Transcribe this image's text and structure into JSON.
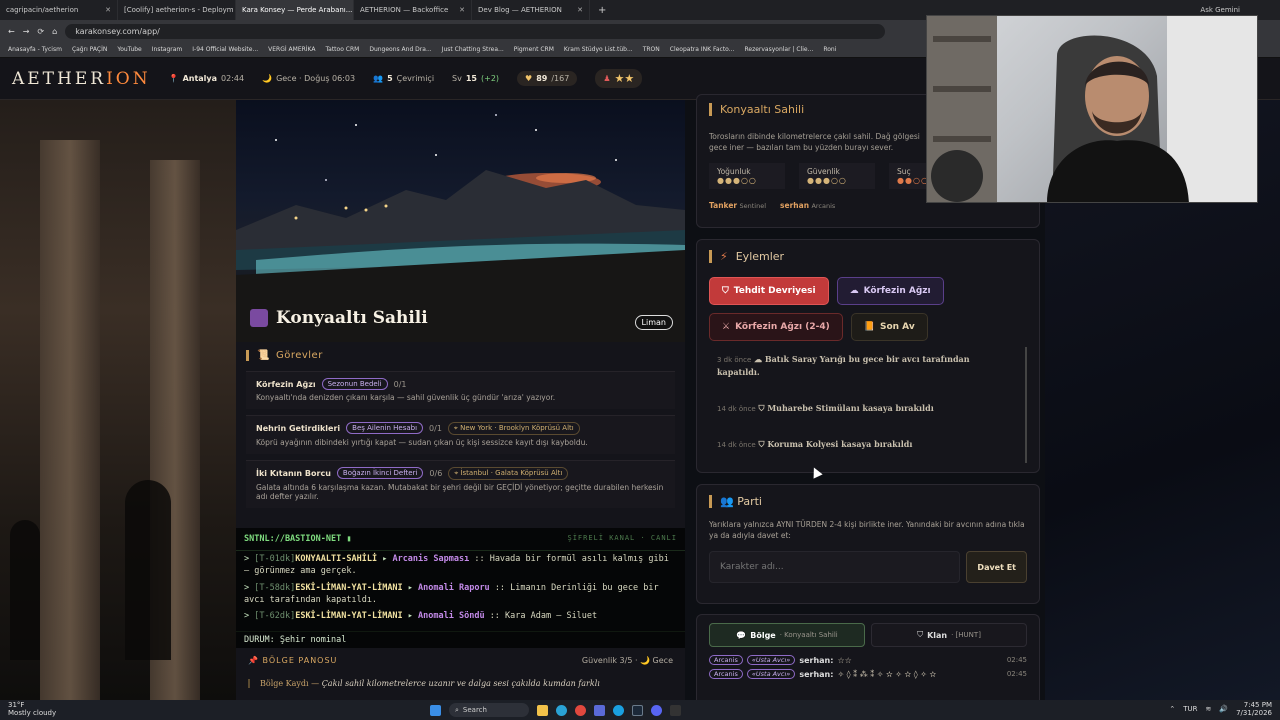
{
  "browser": {
    "tabs": [
      {
        "label": "cagripacin/aetherion",
        "active": false
      },
      {
        "label": "[Coolify] aetherion-s - Deploym",
        "active": false
      },
      {
        "label": "Kara Konsey — Perde Arabanı...",
        "active": true
      },
      {
        "label": "AETHERION — Backoffice",
        "active": false
      },
      {
        "label": "Dev Blog — AETHERION",
        "active": false
      }
    ],
    "profile": "Ask Gemini",
    "url": "karakonsey.com/app/",
    "bookmarks": [
      "Anasayfa - Tycism",
      "Çağrı PAÇİN",
      "YouTube",
      "Instagram",
      "I-94 Official Website...",
      "VERGİ AMERİKA",
      "Tattoo CRM",
      "Dungeons And Dra...",
      "Just Chatting Strea...",
      "Pigment CRM",
      "Kram Stüdyo List.tüb...",
      "TRON",
      "Cleopatra INK Facto...",
      "Rezervasyonlar | Clie...",
      "Roni"
    ]
  },
  "header": {
    "logo_a": "AETHER",
    "logo_b": "ION",
    "city": "Antalya",
    "city_time": "02:44",
    "phase": "Gece · Doğuş 06:03",
    "online_count": "5",
    "online_label": "Çevrimiçi",
    "level_label": "Sv",
    "level": "15",
    "level_bonus": "(+2)",
    "hp": "89",
    "hp_max": "/167",
    "stars": "★★"
  },
  "scene": {
    "title": "Konyaaltı Sahili",
    "badge": "Liman"
  },
  "quests": {
    "title": "Görevler",
    "items": [
      {
        "name": "Körfezin Ağzı",
        "tag": "Sezonun Bedeli",
        "progress": "0/1",
        "location": "",
        "desc": "Konyaaltı'nda denizden çıkanı karşıla — sahil güvenlik üç gündür 'arıza' yazıyor."
      },
      {
        "name": "Nehrin Getirdikleri",
        "tag": "Beş Ailenin Hesabı",
        "progress": "0/1",
        "location": "New York · Brooklyn Köprüsü Altı",
        "desc": "Köprü ayağının dibindeki yırtığı kapat — sudan çıkan üç kişi sessizce kayıt dışı kayboldu."
      },
      {
        "name": "İki Kıtanın Borcu",
        "tag": "Boğazın İkinci Defteri",
        "progress": "0/6",
        "location": "İstanbul · Galata Köprüsü Altı",
        "desc": "Galata altında 6 karşılaşma kazan. Mutabakat bir şehri değil bir GEÇİDİ yönetiyor; geçitte durabilen herkesin adı defter yazılır."
      }
    ]
  },
  "terminal": {
    "title": "SNTNL://BASTION-NET ▮",
    "status_right": "ŞİFRELİ KANAL · CANLI",
    "lines": [
      {
        "ts": "[T-01dk]",
        "loc": "KONYAALTI-SAHİLİ",
        "event": "Arcanis Sapması",
        "msg": ":: Havada bir formül asılı kalmış gibi — görünmez ama gerçek."
      },
      {
        "ts": "[T-58dk]",
        "loc": "ESKİ-LİMAN-YAT-LİMANI",
        "event": "Anomali Raporu",
        "msg": ":: Limanın Derinliği bu gece bir avcı tarafından kapatıldı."
      },
      {
        "ts": "[T-62dk]",
        "loc": "ESKİ-LİMAN-YAT-LİMANI",
        "event": "Anomali Söndü",
        "msg": ":: Kara Adam — Siluet"
      }
    ],
    "status": "DURUM: Şehir nominal"
  },
  "board": {
    "title": "BÖLGE PANOSU",
    "right": "Güvenlik 3/5 · 🌙 Gece",
    "log_label": "Bölge Kaydı —",
    "log_text": "Çakıl sahil kilometrelerce uzanır ve dalga sesi çakılda kumdan farklı"
  },
  "location": {
    "title": "Konyaaltı Sahili",
    "desc": "Torosların dibinde kilometrelerce çakıl sahil. Dağ gölgesi gece iner — bazıları tam bu yüzden burayı sever.",
    "stats": [
      {
        "label": "Yoğunluk",
        "dots": "●●●○○",
        "red": false
      },
      {
        "label": "Güvenlik",
        "dots": "●●●○○",
        "red": false
      },
      {
        "label": "Suç",
        "dots": "●●○○○",
        "red": true
      }
    ],
    "npcs": [
      {
        "name": "Tanker",
        "cls": "Sentinel"
      },
      {
        "name": "serhan",
        "cls": "Arcanis"
      }
    ]
  },
  "actions": {
    "title": "Eylemler",
    "buttons": [
      "Tehdit Devriyesi",
      "Körfezin Ağzı",
      "Körfezin Ağzı (2-4)",
      "Son Av"
    ],
    "feed": [
      {
        "ago": "3 dk önce",
        "text": "Batık Saray Yarığı bu gece bir avcı tarafından kapatıldı."
      },
      {
        "ago": "14 dk önce",
        "text": "Muharebe Stimülanı kasaya bırakıldı"
      },
      {
        "ago": "14 dk önce",
        "text": "Koruma Kolyesi kasaya bırakıldı"
      }
    ]
  },
  "party": {
    "title": "Parti",
    "desc": "Yarıklara yalnızca AYNI TÜRDEN 2-4 kişi birlikte iner. Yanındaki bir avcının adına tıkla ya da adıyla davet et:",
    "placeholder": "Karakter adı...",
    "invite": "Davet Et"
  },
  "chat": {
    "tabs": [
      {
        "label": "Bölge",
        "sub": "· Konyaaltı Sahili"
      },
      {
        "label": "Klan",
        "sub": "· [HUNT]"
      }
    ],
    "messages": [
      {
        "class": "Arcanis",
        "rank": "«Usta Avcı»",
        "user": "serhan:",
        "text": "☆☆",
        "time": "02:45"
      },
      {
        "class": "Arcanis",
        "rank": "«Usta Avcı»",
        "user": "serhan:",
        "text": "✧ ◊ ⁑ ⁂ ⁑ ✧ ✫ ✧ ✫ ◊ ✧ ✫",
        "time": "02:45"
      }
    ]
  },
  "taskbar": {
    "weather_temp": "31°F",
    "weather_desc": "Mostly cloudy",
    "search": "Search",
    "lang": "TUR",
    "time": "7:45 PM",
    "date": "7/31/2026"
  }
}
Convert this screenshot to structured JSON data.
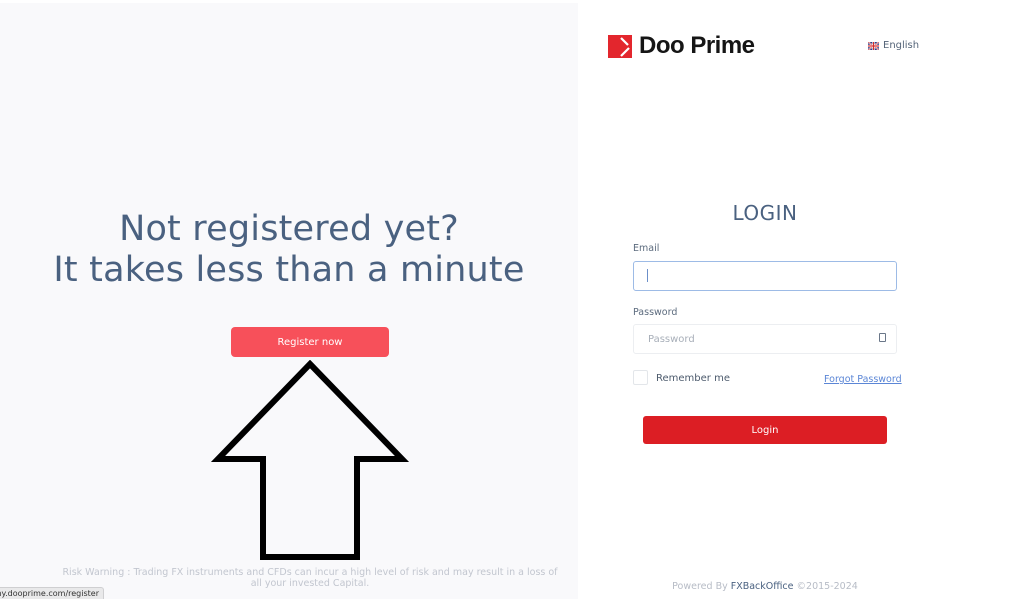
{
  "left_panel": {
    "headline_line1": "Not registered yet?",
    "headline_line2": "It takes less than a minute",
    "register_button": "Register now",
    "risk_warning": "Risk Warning : Trading FX instruments and CFDs can incur a high level of risk and may result in a loss of all your invested Capital.",
    "annotation_icon": "up-arrow-outline"
  },
  "status_bar": {
    "url": "https://my.dooprime.com/register/"
  },
  "header": {
    "logo_text": "Doo Prime",
    "logo_icon": "doo-prime-logo-mark",
    "language": "English",
    "language_flag": "uk-flag-icon"
  },
  "login_form": {
    "title": "LOGIN",
    "email_label": "Email",
    "email_value": "",
    "password_label": "Password",
    "password_placeholder": "Password",
    "password_value": "",
    "remember_label": "Remember me",
    "remember_checked": false,
    "forgot_password": "Forgot Password",
    "login_button": "Login"
  },
  "footer": {
    "prefix": "Powered By ",
    "brand": "FXBackOffice",
    "suffix": " ©2015-2024"
  },
  "colors": {
    "left_bg": "#f9f9fb",
    "headline": "#4a6180",
    "register_button": "#f7505a",
    "login_button": "#dc1e24",
    "link": "#5b86d6",
    "brand_red": "#e3262d"
  }
}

THE TASK: Copy out every line from the records that has the word "location".

COMPLETED EXERCISE:
        "location": "",
        "location": "New York · Brooklyn Köprüsü Altı",
        "location": "İstanbul · Galata Köprüsü Altı",
  "location": {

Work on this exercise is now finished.